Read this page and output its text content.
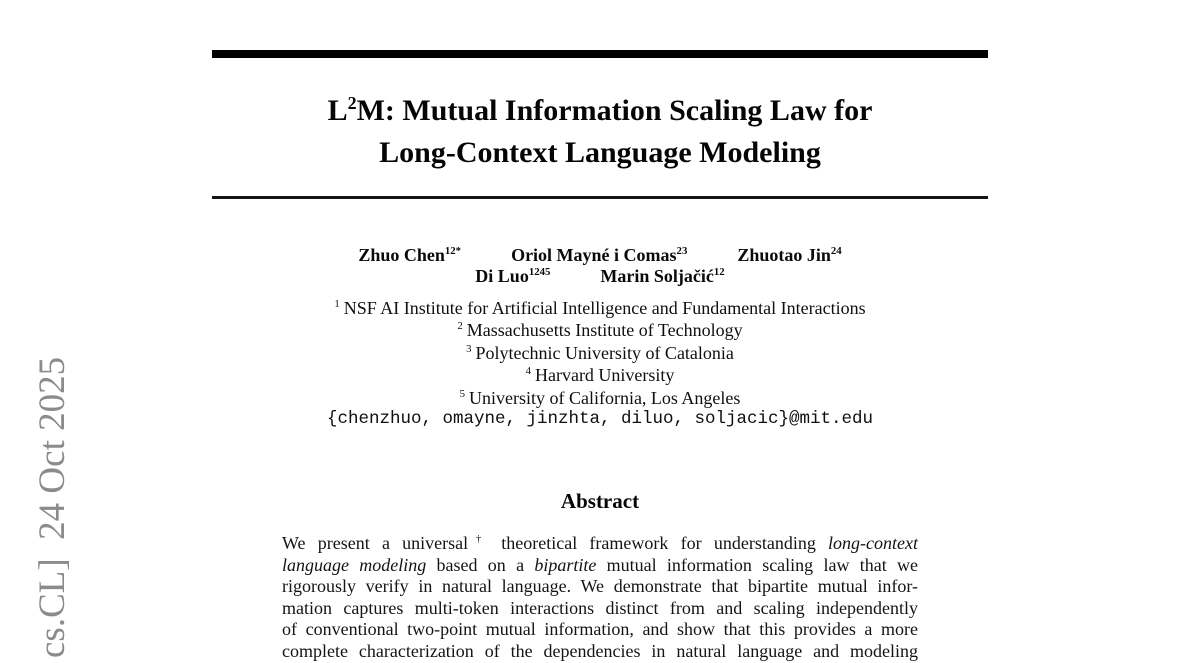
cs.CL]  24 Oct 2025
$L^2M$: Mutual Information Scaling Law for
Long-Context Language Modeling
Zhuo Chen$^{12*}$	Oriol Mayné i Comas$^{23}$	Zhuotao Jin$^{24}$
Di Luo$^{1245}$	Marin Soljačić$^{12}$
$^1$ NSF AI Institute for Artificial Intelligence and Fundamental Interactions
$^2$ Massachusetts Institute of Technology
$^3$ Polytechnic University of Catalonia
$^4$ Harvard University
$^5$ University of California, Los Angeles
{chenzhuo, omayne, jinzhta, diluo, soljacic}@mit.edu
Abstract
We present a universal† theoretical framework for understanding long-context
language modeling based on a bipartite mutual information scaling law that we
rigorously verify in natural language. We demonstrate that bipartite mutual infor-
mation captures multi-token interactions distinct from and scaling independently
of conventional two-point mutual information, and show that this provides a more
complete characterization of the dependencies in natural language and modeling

---

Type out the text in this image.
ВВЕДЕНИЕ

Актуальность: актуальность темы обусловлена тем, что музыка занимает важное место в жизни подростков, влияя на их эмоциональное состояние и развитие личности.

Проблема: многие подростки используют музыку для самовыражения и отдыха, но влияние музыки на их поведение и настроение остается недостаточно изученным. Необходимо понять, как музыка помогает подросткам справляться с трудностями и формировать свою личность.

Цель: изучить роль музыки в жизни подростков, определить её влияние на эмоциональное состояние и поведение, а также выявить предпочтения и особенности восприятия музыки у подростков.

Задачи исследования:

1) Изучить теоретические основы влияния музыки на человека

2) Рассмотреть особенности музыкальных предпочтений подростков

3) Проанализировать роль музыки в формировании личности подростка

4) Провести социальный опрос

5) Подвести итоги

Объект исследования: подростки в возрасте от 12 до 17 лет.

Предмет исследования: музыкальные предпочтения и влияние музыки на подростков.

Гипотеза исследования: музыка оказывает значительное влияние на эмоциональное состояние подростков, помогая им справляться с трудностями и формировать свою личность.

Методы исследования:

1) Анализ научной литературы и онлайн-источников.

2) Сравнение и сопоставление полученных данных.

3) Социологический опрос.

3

**WORK TO DO:** From the listing above, report the number of lines containing the string "роль", without any accompanying remarks.

**CORRECT ANSWER:** 2